(PROVIDED DATA)
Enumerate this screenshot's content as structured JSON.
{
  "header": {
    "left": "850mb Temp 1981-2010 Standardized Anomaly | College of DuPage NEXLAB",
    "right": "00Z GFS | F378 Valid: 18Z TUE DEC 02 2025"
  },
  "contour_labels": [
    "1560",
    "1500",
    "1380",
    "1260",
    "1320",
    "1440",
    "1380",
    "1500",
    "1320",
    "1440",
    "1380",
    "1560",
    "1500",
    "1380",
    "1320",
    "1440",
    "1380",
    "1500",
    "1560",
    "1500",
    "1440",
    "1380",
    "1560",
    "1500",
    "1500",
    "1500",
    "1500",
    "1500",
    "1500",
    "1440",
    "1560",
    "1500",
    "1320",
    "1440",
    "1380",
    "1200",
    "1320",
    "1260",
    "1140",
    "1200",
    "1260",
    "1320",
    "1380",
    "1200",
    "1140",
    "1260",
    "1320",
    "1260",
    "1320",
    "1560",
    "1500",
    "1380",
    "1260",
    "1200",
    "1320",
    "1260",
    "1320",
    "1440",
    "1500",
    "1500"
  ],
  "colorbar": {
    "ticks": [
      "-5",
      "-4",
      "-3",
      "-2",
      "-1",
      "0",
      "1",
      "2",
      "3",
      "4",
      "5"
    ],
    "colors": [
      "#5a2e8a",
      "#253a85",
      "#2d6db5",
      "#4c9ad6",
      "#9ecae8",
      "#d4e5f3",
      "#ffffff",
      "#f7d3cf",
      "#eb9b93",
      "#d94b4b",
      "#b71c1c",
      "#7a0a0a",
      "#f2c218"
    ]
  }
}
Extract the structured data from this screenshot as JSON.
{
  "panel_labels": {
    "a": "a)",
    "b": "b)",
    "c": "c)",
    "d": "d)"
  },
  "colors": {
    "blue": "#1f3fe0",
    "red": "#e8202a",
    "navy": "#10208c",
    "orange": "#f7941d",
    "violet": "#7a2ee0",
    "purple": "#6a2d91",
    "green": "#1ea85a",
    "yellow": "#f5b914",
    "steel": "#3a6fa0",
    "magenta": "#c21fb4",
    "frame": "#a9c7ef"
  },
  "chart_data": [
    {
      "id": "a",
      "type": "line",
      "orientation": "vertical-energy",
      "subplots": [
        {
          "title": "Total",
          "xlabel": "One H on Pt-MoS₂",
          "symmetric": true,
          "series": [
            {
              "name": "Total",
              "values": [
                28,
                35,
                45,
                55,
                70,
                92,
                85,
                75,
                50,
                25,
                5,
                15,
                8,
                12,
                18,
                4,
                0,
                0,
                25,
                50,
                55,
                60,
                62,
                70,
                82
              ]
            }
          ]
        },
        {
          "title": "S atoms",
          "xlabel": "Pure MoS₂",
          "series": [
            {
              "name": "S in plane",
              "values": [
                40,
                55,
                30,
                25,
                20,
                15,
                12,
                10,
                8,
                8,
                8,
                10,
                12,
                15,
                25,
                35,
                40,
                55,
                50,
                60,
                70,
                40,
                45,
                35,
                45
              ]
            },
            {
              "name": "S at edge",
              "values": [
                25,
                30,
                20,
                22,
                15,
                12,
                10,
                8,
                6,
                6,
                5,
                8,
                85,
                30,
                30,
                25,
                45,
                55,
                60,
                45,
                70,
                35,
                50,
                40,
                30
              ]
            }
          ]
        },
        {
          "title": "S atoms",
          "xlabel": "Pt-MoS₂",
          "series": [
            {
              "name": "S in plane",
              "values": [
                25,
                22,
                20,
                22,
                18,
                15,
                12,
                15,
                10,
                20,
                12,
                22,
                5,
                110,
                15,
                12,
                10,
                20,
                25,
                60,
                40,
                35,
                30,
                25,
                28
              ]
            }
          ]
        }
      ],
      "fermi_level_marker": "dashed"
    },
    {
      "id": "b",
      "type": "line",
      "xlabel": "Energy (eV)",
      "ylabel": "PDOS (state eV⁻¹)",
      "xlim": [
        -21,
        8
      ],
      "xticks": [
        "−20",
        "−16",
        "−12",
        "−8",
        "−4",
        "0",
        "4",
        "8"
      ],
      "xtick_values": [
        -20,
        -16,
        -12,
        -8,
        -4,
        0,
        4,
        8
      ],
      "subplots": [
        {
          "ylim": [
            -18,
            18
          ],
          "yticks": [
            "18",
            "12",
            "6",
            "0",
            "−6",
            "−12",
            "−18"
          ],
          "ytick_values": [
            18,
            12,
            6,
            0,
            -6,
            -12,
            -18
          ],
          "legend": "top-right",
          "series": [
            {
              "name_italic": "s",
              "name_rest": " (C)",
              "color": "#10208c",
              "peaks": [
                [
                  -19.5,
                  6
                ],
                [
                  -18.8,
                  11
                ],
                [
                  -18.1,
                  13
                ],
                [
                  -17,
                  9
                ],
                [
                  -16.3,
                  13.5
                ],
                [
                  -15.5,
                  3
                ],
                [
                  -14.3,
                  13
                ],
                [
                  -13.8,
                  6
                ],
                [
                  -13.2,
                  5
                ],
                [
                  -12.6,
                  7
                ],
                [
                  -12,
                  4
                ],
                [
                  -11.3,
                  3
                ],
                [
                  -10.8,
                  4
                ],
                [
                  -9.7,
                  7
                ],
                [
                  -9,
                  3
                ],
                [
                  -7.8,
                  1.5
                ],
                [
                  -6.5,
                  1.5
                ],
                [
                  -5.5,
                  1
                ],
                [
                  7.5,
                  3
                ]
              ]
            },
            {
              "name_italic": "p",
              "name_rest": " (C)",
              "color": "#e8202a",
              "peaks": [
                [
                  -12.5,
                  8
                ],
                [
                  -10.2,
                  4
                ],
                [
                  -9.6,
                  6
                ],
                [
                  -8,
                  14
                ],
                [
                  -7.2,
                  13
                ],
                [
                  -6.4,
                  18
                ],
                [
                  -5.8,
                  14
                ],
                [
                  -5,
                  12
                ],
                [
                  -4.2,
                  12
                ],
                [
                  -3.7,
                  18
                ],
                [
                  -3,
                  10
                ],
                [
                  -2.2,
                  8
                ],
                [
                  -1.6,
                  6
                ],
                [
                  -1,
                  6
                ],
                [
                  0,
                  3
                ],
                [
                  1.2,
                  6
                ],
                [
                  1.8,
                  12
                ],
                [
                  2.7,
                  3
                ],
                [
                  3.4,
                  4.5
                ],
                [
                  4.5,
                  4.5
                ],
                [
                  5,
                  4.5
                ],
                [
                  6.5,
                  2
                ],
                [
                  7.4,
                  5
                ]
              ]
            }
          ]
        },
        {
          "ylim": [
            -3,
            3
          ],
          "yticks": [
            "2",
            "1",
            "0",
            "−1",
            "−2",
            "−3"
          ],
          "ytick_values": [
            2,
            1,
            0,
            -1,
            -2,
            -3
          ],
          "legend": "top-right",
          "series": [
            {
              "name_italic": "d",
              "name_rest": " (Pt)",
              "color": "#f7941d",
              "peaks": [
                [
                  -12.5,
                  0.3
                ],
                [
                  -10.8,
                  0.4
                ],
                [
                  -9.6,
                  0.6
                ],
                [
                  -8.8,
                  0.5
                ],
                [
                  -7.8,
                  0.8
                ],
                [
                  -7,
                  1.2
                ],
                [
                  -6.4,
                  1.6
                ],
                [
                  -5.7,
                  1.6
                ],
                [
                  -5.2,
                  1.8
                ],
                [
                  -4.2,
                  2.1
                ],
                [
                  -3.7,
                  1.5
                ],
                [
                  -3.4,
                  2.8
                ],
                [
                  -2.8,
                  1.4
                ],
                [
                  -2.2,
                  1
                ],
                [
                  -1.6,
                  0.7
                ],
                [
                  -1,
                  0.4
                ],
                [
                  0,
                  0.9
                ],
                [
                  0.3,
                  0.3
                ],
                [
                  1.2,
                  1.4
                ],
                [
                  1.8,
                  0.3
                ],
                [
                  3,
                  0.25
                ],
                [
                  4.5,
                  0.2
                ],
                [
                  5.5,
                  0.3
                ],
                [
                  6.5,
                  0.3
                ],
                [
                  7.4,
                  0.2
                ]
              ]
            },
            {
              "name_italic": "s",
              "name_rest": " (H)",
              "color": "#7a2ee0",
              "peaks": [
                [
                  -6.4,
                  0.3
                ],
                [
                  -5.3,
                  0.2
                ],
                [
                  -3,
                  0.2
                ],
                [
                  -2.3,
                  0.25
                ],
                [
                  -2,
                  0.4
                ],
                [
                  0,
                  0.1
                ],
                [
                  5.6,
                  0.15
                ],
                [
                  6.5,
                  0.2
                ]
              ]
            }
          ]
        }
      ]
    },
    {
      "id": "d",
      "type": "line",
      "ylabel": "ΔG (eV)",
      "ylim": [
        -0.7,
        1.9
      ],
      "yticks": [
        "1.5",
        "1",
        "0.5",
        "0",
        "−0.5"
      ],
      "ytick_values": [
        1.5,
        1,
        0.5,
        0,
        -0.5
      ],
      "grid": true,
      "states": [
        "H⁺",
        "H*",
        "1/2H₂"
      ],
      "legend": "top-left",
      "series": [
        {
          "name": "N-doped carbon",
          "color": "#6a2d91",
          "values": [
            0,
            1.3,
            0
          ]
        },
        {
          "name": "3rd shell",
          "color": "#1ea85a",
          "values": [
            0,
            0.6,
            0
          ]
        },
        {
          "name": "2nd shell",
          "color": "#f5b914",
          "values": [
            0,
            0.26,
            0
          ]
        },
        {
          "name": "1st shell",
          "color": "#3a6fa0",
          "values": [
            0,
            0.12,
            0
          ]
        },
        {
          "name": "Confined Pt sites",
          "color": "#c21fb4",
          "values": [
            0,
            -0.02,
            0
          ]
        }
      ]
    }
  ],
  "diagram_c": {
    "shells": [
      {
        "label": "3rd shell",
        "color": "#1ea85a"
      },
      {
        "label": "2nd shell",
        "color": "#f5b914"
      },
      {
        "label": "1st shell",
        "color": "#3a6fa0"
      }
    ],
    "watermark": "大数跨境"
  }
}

* * *

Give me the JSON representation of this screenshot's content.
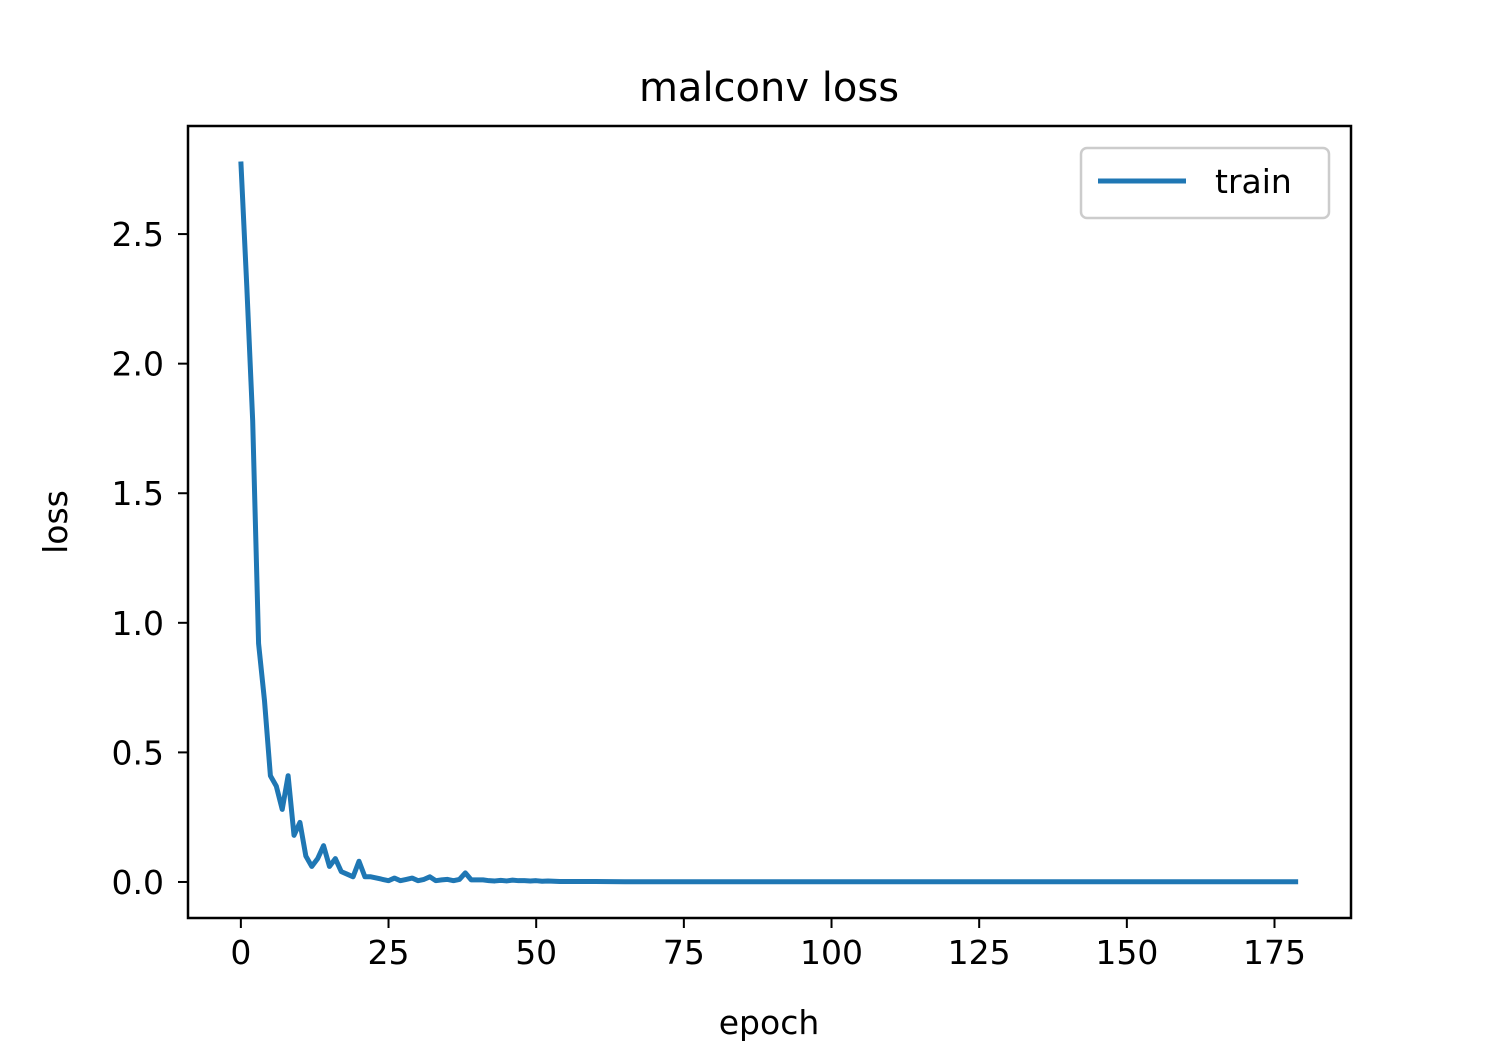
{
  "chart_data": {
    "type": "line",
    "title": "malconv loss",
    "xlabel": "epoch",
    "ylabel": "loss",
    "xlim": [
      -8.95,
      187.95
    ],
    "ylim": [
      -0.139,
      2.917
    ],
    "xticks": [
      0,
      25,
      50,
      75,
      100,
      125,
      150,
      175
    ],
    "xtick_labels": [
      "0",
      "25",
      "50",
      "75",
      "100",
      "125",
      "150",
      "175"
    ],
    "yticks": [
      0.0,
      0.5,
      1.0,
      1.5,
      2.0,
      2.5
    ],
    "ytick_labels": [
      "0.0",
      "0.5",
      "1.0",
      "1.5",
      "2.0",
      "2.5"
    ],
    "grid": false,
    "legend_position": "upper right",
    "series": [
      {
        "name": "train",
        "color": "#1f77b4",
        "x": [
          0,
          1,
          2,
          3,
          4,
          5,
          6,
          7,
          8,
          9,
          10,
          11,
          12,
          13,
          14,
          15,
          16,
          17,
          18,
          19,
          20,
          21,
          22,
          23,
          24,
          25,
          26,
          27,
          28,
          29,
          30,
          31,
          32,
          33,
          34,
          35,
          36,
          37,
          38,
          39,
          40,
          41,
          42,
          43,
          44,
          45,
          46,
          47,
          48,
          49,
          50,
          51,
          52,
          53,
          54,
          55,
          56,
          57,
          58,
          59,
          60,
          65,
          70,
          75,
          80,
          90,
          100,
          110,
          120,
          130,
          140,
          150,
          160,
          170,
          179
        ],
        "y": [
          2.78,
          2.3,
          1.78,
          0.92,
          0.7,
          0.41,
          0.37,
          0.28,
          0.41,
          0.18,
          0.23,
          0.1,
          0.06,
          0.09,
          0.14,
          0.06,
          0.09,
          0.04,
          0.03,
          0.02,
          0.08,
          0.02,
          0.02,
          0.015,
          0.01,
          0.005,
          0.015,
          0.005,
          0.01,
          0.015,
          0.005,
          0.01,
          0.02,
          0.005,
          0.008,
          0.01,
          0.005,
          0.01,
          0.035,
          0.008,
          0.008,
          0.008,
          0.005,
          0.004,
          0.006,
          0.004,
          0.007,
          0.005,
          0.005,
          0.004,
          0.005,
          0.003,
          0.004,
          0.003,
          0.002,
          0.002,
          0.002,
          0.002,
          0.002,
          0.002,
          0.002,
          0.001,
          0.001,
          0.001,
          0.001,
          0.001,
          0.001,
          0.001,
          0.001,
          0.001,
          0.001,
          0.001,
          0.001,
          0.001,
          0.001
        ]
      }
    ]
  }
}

==

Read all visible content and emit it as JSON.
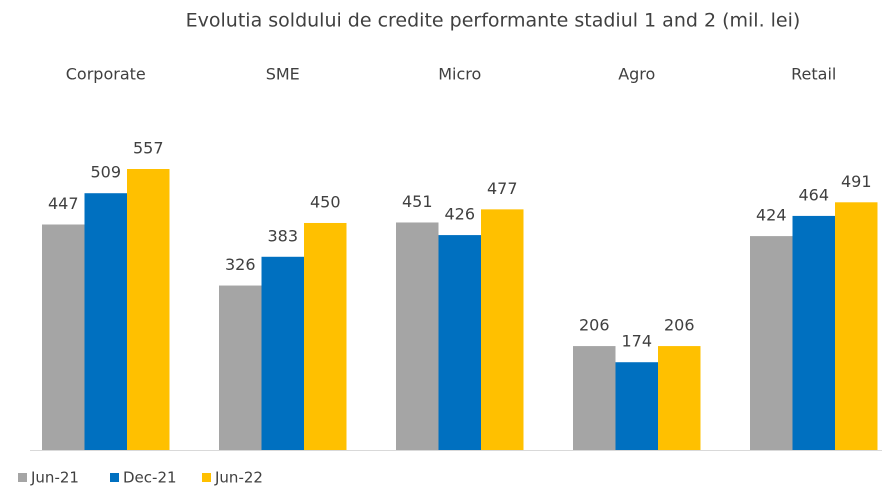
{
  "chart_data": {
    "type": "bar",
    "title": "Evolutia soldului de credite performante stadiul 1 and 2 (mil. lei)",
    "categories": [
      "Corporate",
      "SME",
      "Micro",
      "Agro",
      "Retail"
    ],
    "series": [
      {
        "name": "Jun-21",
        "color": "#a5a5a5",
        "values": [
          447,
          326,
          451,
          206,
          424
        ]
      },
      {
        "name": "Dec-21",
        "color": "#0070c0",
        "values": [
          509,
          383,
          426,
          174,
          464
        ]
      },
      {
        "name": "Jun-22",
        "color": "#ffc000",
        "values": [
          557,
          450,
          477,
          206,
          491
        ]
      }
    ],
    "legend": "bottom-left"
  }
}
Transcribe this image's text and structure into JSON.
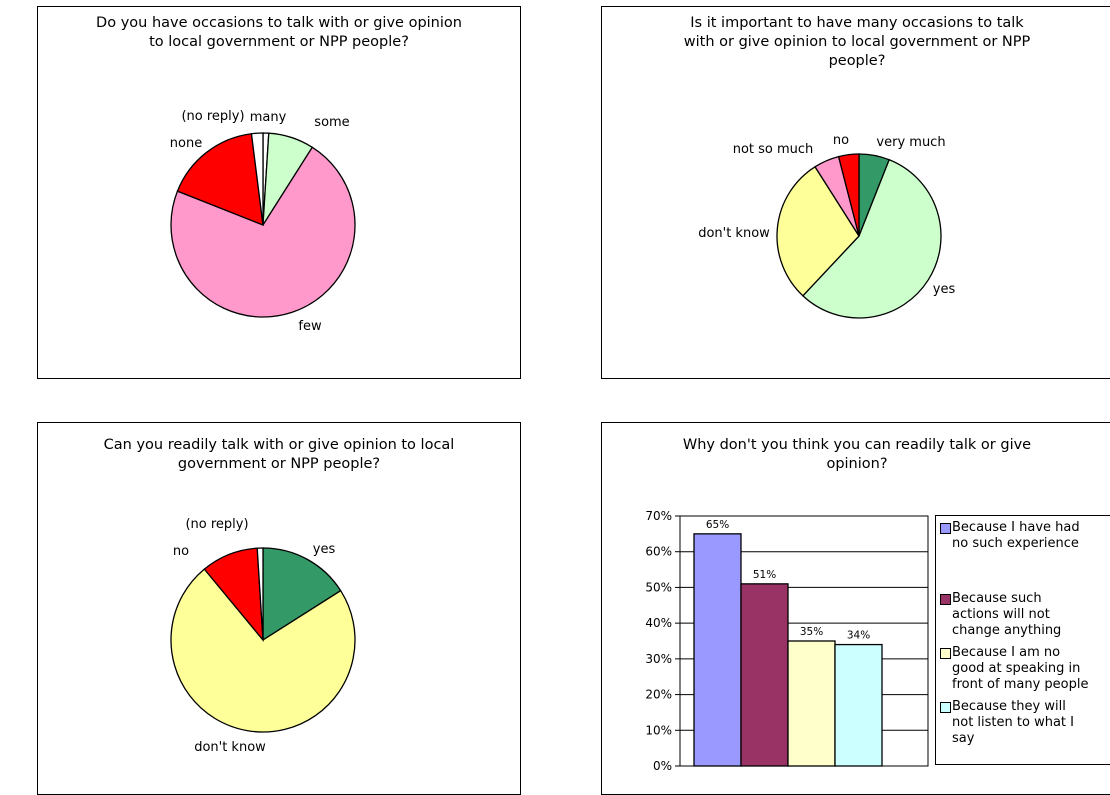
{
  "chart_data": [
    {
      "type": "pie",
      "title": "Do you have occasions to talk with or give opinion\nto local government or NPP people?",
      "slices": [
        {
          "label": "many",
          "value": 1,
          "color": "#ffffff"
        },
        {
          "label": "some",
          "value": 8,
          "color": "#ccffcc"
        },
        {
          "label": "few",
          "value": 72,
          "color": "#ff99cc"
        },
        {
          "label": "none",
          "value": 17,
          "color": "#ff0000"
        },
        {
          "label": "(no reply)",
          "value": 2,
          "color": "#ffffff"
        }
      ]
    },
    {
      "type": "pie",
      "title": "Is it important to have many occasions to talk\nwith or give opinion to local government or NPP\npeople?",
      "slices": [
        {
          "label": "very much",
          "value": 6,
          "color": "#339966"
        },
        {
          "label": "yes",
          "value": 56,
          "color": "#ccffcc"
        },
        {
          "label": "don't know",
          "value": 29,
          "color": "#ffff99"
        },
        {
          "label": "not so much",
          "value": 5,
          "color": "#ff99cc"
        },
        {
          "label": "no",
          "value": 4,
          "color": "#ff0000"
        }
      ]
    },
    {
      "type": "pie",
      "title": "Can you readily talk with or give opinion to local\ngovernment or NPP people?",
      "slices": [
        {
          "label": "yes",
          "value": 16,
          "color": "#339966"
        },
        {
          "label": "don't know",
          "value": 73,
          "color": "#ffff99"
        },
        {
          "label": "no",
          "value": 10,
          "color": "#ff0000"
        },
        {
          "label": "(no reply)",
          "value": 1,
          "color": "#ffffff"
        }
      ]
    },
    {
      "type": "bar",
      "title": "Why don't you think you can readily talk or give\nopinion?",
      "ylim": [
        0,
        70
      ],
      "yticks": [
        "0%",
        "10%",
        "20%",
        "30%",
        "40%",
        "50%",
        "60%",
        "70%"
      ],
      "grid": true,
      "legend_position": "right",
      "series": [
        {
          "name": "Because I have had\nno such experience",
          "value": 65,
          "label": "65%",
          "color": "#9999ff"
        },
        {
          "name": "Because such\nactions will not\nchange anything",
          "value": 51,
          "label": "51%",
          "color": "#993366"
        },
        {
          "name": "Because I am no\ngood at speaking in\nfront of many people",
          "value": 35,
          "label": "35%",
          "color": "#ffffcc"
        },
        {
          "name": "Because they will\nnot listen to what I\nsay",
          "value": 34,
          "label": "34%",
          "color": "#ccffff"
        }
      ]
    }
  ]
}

(WHAT THE TASK REQUIRES) Read through the lines above and collect those that contain the string "MoS₂".

(OUTPUT FOR THIS EXERCISE)
          "xlabel": "One H on Pt-MoS₂",
          "xlabel": "Pure MoS₂",
          "xlabel": "Pt-MoS₂",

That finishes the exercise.